**TASK TO COMPLETE:** Will you output the entries below exactly, skipping every image they contain?

Stored data entries:
============================================================
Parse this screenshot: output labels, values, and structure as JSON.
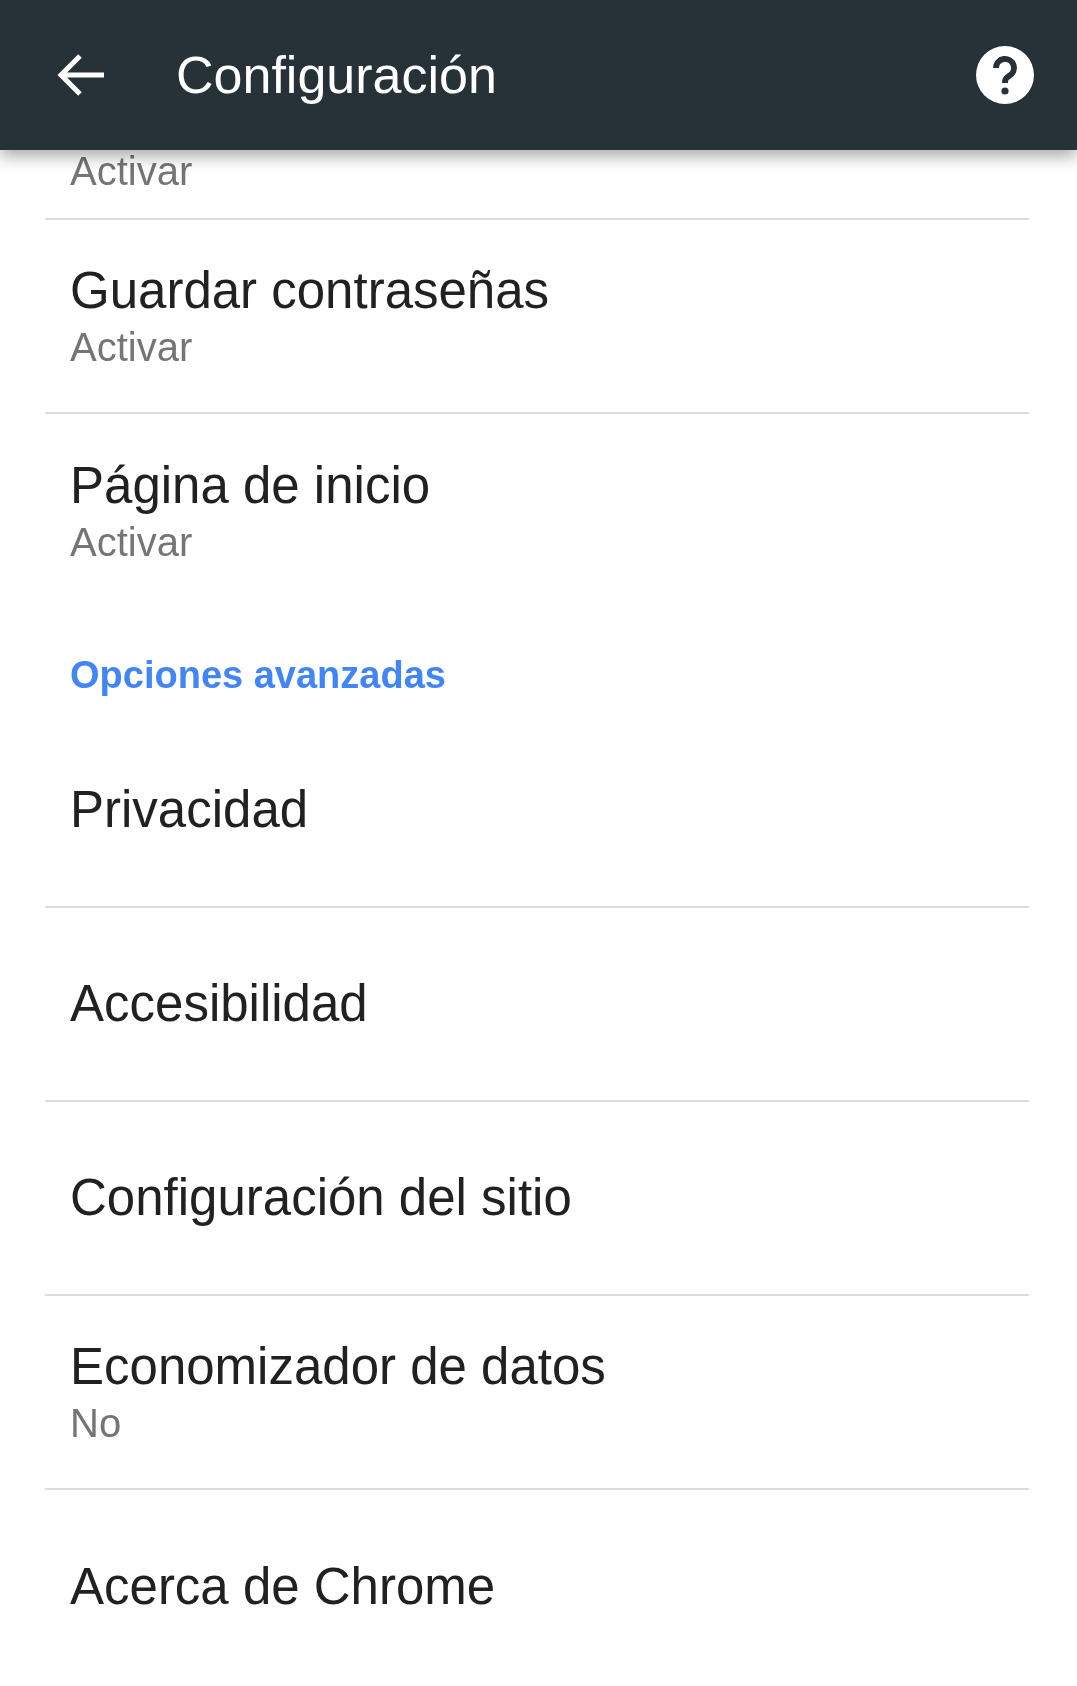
{
  "toolbar": {
    "title": "Configuración"
  },
  "items": [
    {
      "kind": "row",
      "subtitle": "Activar"
    },
    {
      "kind": "row",
      "title": "Guardar contraseñas",
      "subtitle": "Activar"
    },
    {
      "kind": "row",
      "title": "Página de inicio",
      "subtitle": "Activar"
    },
    {
      "kind": "section",
      "label": "Opciones avanzadas"
    },
    {
      "kind": "row",
      "title": "Privacidad"
    },
    {
      "kind": "row",
      "title": "Accesibilidad"
    },
    {
      "kind": "row",
      "title": "Configuración del sitio"
    },
    {
      "kind": "row",
      "title": "Economizador de datos",
      "subtitle": "No"
    },
    {
      "kind": "row",
      "title": "Acerca de Chrome"
    }
  ]
}
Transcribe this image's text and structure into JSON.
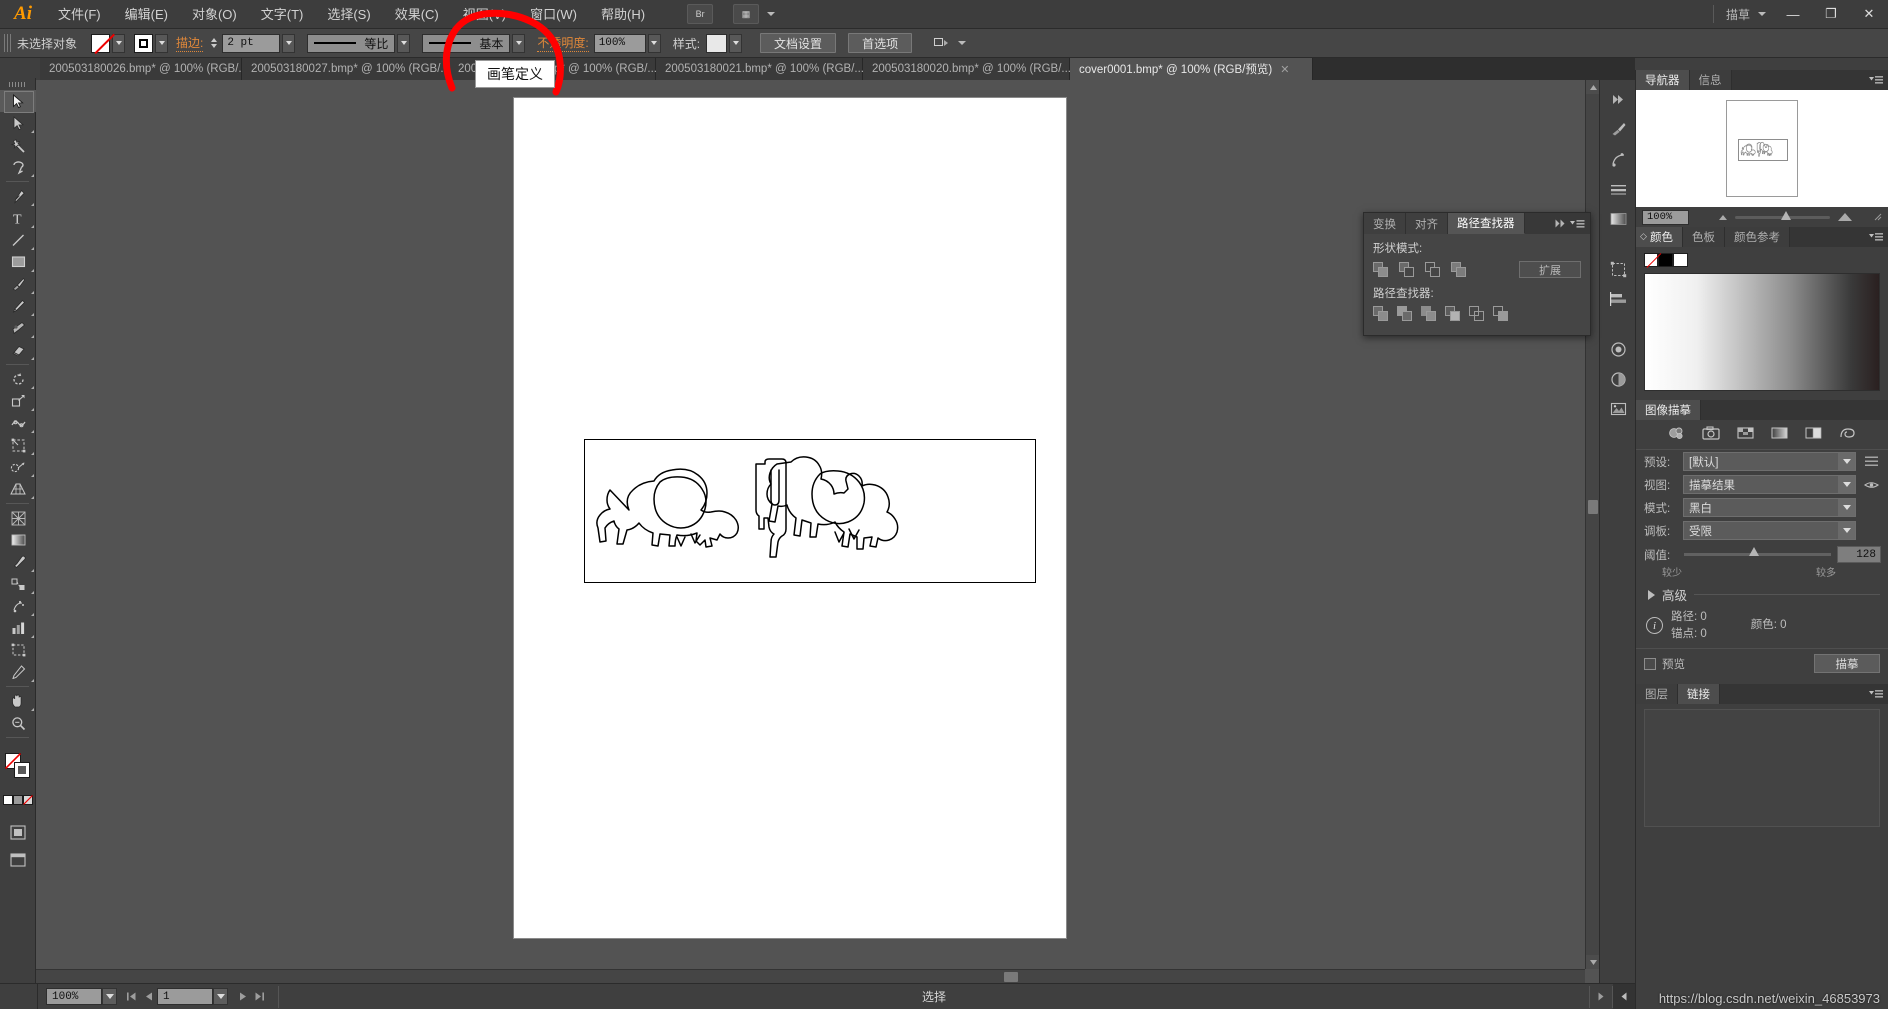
{
  "app": {
    "logo": "Ai",
    "workspace_label": "描草",
    "window_buttons": {
      "minimize": "—",
      "maximize": "❐",
      "close": "✕"
    }
  },
  "menubar": {
    "items": [
      {
        "label": "文件(F)"
      },
      {
        "label": "编辑(E)"
      },
      {
        "label": "对象(O)"
      },
      {
        "label": "文字(T)"
      },
      {
        "label": "选择(S)"
      },
      {
        "label": "效果(C)"
      },
      {
        "label": "视图(V)"
      },
      {
        "label": "窗口(W)"
      },
      {
        "label": "帮助(H)"
      }
    ],
    "bridge_label": "Br",
    "arrange_label": "▦"
  },
  "optionsbar": {
    "selection_status": "未选择对象",
    "stroke_label": "描边:",
    "stroke_value": "2 pt",
    "profile_label": "等比",
    "brush_label": "基本",
    "opacity_label": "不透明度:",
    "opacity_value": "100%",
    "style_label": "样式:",
    "doc_setup_button": "文档设置",
    "preferences_button": "首选项"
  },
  "tabs": [
    {
      "label": "200503180026.bmp* @ 100% (RGB/...",
      "active": false,
      "close": "✕"
    },
    {
      "label": "200503180027.bmp* @ 100% (RGB/...",
      "active": false,
      "close": "✕"
    },
    {
      "label": "200503180028.bmp* @ 100% (RGB/...",
      "active": false,
      "close": "✕"
    },
    {
      "label": "200503180021.bmp* @ 100% (RGB/...",
      "active": false,
      "close": "✕"
    },
    {
      "label": "200503180020.bmp* @ 100% (RGB/...",
      "active": false,
      "close": "✕"
    },
    {
      "label": "cover0001.bmp* @ 100% (RGB/预览)",
      "active": true,
      "close": "✕"
    }
  ],
  "tools": [
    {
      "name": "selection-tool",
      "selected": true
    },
    {
      "name": "direct-selection-tool",
      "selected": false
    },
    {
      "name": "magic-wand-tool",
      "selected": false
    },
    {
      "name": "lasso-tool",
      "selected": false
    },
    {
      "name": "pen-tool",
      "selected": false
    },
    {
      "name": "type-tool",
      "selected": false
    },
    {
      "name": "line-segment-tool",
      "selected": false
    },
    {
      "name": "rectangle-tool",
      "selected": false
    },
    {
      "name": "paintbrush-tool",
      "selected": false
    },
    {
      "name": "pencil-tool",
      "selected": false
    },
    {
      "name": "blob-brush-tool",
      "selected": false
    },
    {
      "name": "eraser-tool",
      "selected": false
    },
    {
      "name": "rotate-tool",
      "selected": false
    },
    {
      "name": "scale-tool",
      "selected": false
    },
    {
      "name": "width-tool",
      "selected": false
    },
    {
      "name": "free-transform-tool",
      "selected": false
    },
    {
      "name": "shape-builder-tool",
      "selected": false
    },
    {
      "name": "perspective-grid-tool",
      "selected": false
    },
    {
      "name": "mesh-tool",
      "selected": false
    },
    {
      "name": "gradient-tool",
      "selected": false
    },
    {
      "name": "eyedropper-tool",
      "selected": false
    },
    {
      "name": "blend-tool",
      "selected": false
    },
    {
      "name": "symbol-sprayer-tool",
      "selected": false
    },
    {
      "name": "column-graph-tool",
      "selected": false
    },
    {
      "name": "artboard-tool",
      "selected": false
    },
    {
      "name": "slice-tool",
      "selected": false
    },
    {
      "name": "hand-tool",
      "selected": false
    },
    {
      "name": "zoom-tool",
      "selected": false
    }
  ],
  "pathfinder": {
    "tabs": [
      {
        "label": "变换",
        "active": false
      },
      {
        "label": "对齐",
        "active": false
      },
      {
        "label": "路径查找器",
        "active": true
      }
    ],
    "shape_modes_label": "形状模式:",
    "expand_button": "扩展",
    "pathfinders_label": "路径查找器:",
    "shape_mode_icons": [
      "unite-icon",
      "minus-front-icon",
      "intersect-icon",
      "exclude-icon"
    ],
    "pathfinder_icons": [
      "divide-icon",
      "trim-icon",
      "merge-icon",
      "crop-icon",
      "outline-icon",
      "minus-back-icon"
    ]
  },
  "navigator": {
    "tabs": [
      {
        "label": "导航器",
        "active": true
      },
      {
        "label": "信息",
        "active": false
      }
    ],
    "zoom_value": "100%"
  },
  "color_panel": {
    "tabs": [
      {
        "label": "颜色",
        "active": true
      },
      {
        "label": "色板",
        "active": false
      },
      {
        "label": "颜色参考",
        "active": false
      }
    ],
    "swatches": [
      "none-swatch",
      "black-swatch",
      "white-swatch"
    ]
  },
  "image_trace": {
    "tab_label": "图像描摹",
    "preset_icons": [
      "auto-color-icon",
      "high-fidelity-photo-icon",
      "low-fidelity-photo-icon",
      "grayscale-icon",
      "black-and-white-icon",
      "outline-icon"
    ],
    "rows": [
      {
        "label": "预设:",
        "value": "[默认]"
      },
      {
        "label": "视图:",
        "value": "描摹结果"
      },
      {
        "label": "模式:",
        "value": "黑白"
      },
      {
        "label": "调板:",
        "value": "受限"
      }
    ],
    "threshold_label": "阈值:",
    "threshold_value": "128",
    "threshold_min_label": "较少",
    "threshold_max_label": "较多",
    "advanced_label": "高级",
    "info_paths_label": "路径: 0",
    "info_colors_label": "颜色: 0",
    "info_anchors_label": "锚点: 0",
    "preview_label": "预览",
    "trace_button": "描摹"
  },
  "layers_panel": {
    "tabs": [
      {
        "label": "图层",
        "active": false
      },
      {
        "label": "链接",
        "active": true
      }
    ]
  },
  "statusbar": {
    "zoom_value": "100%",
    "page_value": "1",
    "status_text": "选择"
  },
  "annotation": {
    "tooltip_text": "画笔定义",
    "highlight_color": "#ff0000"
  },
  "watermark": "https://blog.csdn.net/weixin_46853973"
}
============================================================
**REPLY TO THE TASK:**
Parse this screenshot: output labels, values, and structure as JSON.
{
  "toolbar": {
    "title": "Configuración"
  },
  "items": [
    {
      "kind": "row",
      "subtitle": "Activar"
    },
    {
      "kind": "row",
      "title": "Guardar contraseñas",
      "subtitle": "Activar"
    },
    {
      "kind": "row",
      "title": "Página de inicio",
      "subtitle": "Activar"
    },
    {
      "kind": "section",
      "label": "Opciones avanzadas"
    },
    {
      "kind": "row",
      "title": "Privacidad"
    },
    {
      "kind": "row",
      "title": "Accesibilidad"
    },
    {
      "kind": "row",
      "title": "Configuración del sitio"
    },
    {
      "kind": "row",
      "title": "Economizador de datos",
      "subtitle": "No"
    },
    {
      "kind": "row",
      "title": "Acerca de Chrome"
    }
  ]
}
Transcribe this image's text and structure into JSON.
{
  "app": {
    "logo": "Ai",
    "workspace_label": "描草",
    "window_buttons": {
      "minimize": "—",
      "maximize": "❐",
      "close": "✕"
    }
  },
  "menubar": {
    "items": [
      {
        "label": "文件(F)"
      },
      {
        "label": "编辑(E)"
      },
      {
        "label": "对象(O)"
      },
      {
        "label": "文字(T)"
      },
      {
        "label": "选择(S)"
      },
      {
        "label": "效果(C)"
      },
      {
        "label": "视图(V)"
      },
      {
        "label": "窗口(W)"
      },
      {
        "label": "帮助(H)"
      }
    ],
    "bridge_label": "Br",
    "arrange_label": "▦"
  },
  "optionsbar": {
    "selection_status": "未选择对象",
    "stroke_label": "描边:",
    "stroke_value": "2 pt",
    "profile_label": "等比",
    "brush_label": "基本",
    "opacity_label": "不透明度:",
    "opacity_value": "100%",
    "style_label": "样式:",
    "doc_setup_button": "文档设置",
    "preferences_button": "首选项"
  },
  "tabs": [
    {
      "label": "200503180026.bmp* @ 100% (RGB/...",
      "active": false,
      "close": "✕"
    },
    {
      "label": "200503180027.bmp* @ 100% (RGB/...",
      "active": false,
      "close": "✕"
    },
    {
      "label": "200503180028.bmp* @ 100% (RGB/...",
      "active": false,
      "close": "✕"
    },
    {
      "label": "200503180021.bmp* @ 100% (RGB/...",
      "active": false,
      "close": "✕"
    },
    {
      "label": "200503180020.bmp* @ 100% (RGB/...",
      "active": false,
      "close": "✕"
    },
    {
      "label": "cover0001.bmp* @ 100% (RGB/预览)",
      "active": true,
      "close": "✕"
    }
  ],
  "tools": [
    {
      "name": "selection-tool",
      "selected": true
    },
    {
      "name": "direct-selection-tool",
      "selected": false
    },
    {
      "name": "magic-wand-tool",
      "selected": false
    },
    {
      "name": "lasso-tool",
      "selected": false
    },
    {
      "name": "pen-tool",
      "selected": false
    },
    {
      "name": "type-tool",
      "selected": false
    },
    {
      "name": "line-segment-tool",
      "selected": false
    },
    {
      "name": "rectangle-tool",
      "selected": false
    },
    {
      "name": "paintbrush-tool",
      "selected": false
    },
    {
      "name": "pencil-tool",
      "selected": false
    },
    {
      "name": "blob-brush-tool",
      "selected": false
    },
    {
      "name": "eraser-tool",
      "selected": false
    },
    {
      "name": "rotate-tool",
      "selected": false
    },
    {
      "name": "scale-tool",
      "selected": false
    },
    {
      "name": "width-tool",
      "selected": false
    },
    {
      "name": "free-transform-tool",
      "selected": false
    },
    {
      "name": "shape-builder-tool",
      "selected": false
    },
    {
      "name": "perspective-grid-tool",
      "selected": false
    },
    {
      "name": "mesh-tool",
      "selected": false
    },
    {
      "name": "gradient-tool",
      "selected": false
    },
    {
      "name": "eyedropper-tool",
      "selected": false
    },
    {
      "name": "blend-tool",
      "selected": false
    },
    {
      "name": "symbol-sprayer-tool",
      "selected": false
    },
    {
      "name": "column-graph-tool",
      "selected": false
    },
    {
      "name": "artboard-tool",
      "selected": false
    },
    {
      "name": "slice-tool",
      "selected": false
    },
    {
      "name": "hand-tool",
      "selected": false
    },
    {
      "name": "zoom-tool",
      "selected": false
    }
  ],
  "pathfinder": {
    "tabs": [
      {
        "label": "变换",
        "active": false
      },
      {
        "label": "对齐",
        "active": false
      },
      {
        "label": "路径查找器",
        "active": true
      }
    ],
    "shape_modes_label": "形状模式:",
    "expand_button": "扩展",
    "pathfinders_label": "路径查找器:",
    "shape_mode_icons": [
      "unite-icon",
      "minus-front-icon",
      "intersect-icon",
      "exclude-icon"
    ],
    "pathfinder_icons": [
      "divide-icon",
      "trim-icon",
      "merge-icon",
      "crop-icon",
      "outline-icon",
      "minus-back-icon"
    ]
  },
  "navigator": {
    "tabs": [
      {
        "label": "导航器",
        "active": true
      },
      {
        "label": "信息",
        "active": false
      }
    ],
    "zoom_value": "100%"
  },
  "color_panel": {
    "tabs": [
      {
        "label": "颜色",
        "active": true
      },
      {
        "label": "色板",
        "active": false
      },
      {
        "label": "颜色参考",
        "active": false
      }
    ],
    "swatches": [
      "none-swatch",
      "black-swatch",
      "white-swatch"
    ]
  },
  "image_trace": {
    "tab_label": "图像描摹",
    "preset_icons": [
      "auto-color-icon",
      "high-fidelity-photo-icon",
      "low-fidelity-photo-icon",
      "grayscale-icon",
      "black-and-white-icon",
      "outline-icon"
    ],
    "rows": [
      {
        "label": "预设:",
        "value": "[默认]"
      },
      {
        "label": "视图:",
        "value": "描摹结果"
      },
      {
        "label": "模式:",
        "value": "黑白"
      },
      {
        "label": "调板:",
        "value": "受限"
      }
    ],
    "threshold_label": "阈值:",
    "threshold_value": "128",
    "threshold_min_label": "较少",
    "threshold_max_label": "较多",
    "advanced_label": "高级",
    "info_paths_label": "路径: 0",
    "info_colors_label": "颜色: 0",
    "info_anchors_label": "锚点: 0",
    "preview_label": "预览",
    "trace_button": "描摹"
  },
  "layers_panel": {
    "tabs": [
      {
        "label": "图层",
        "active": false
      },
      {
        "label": "链接",
        "active": true
      }
    ]
  },
  "statusbar": {
    "zoom_value": "100%",
    "page_value": "1",
    "status_text": "选择"
  },
  "annotation": {
    "tooltip_text": "画笔定义",
    "highlight_color": "#ff0000"
  },
  "watermark": "https://blog.csdn.net/weixin_46853973"
}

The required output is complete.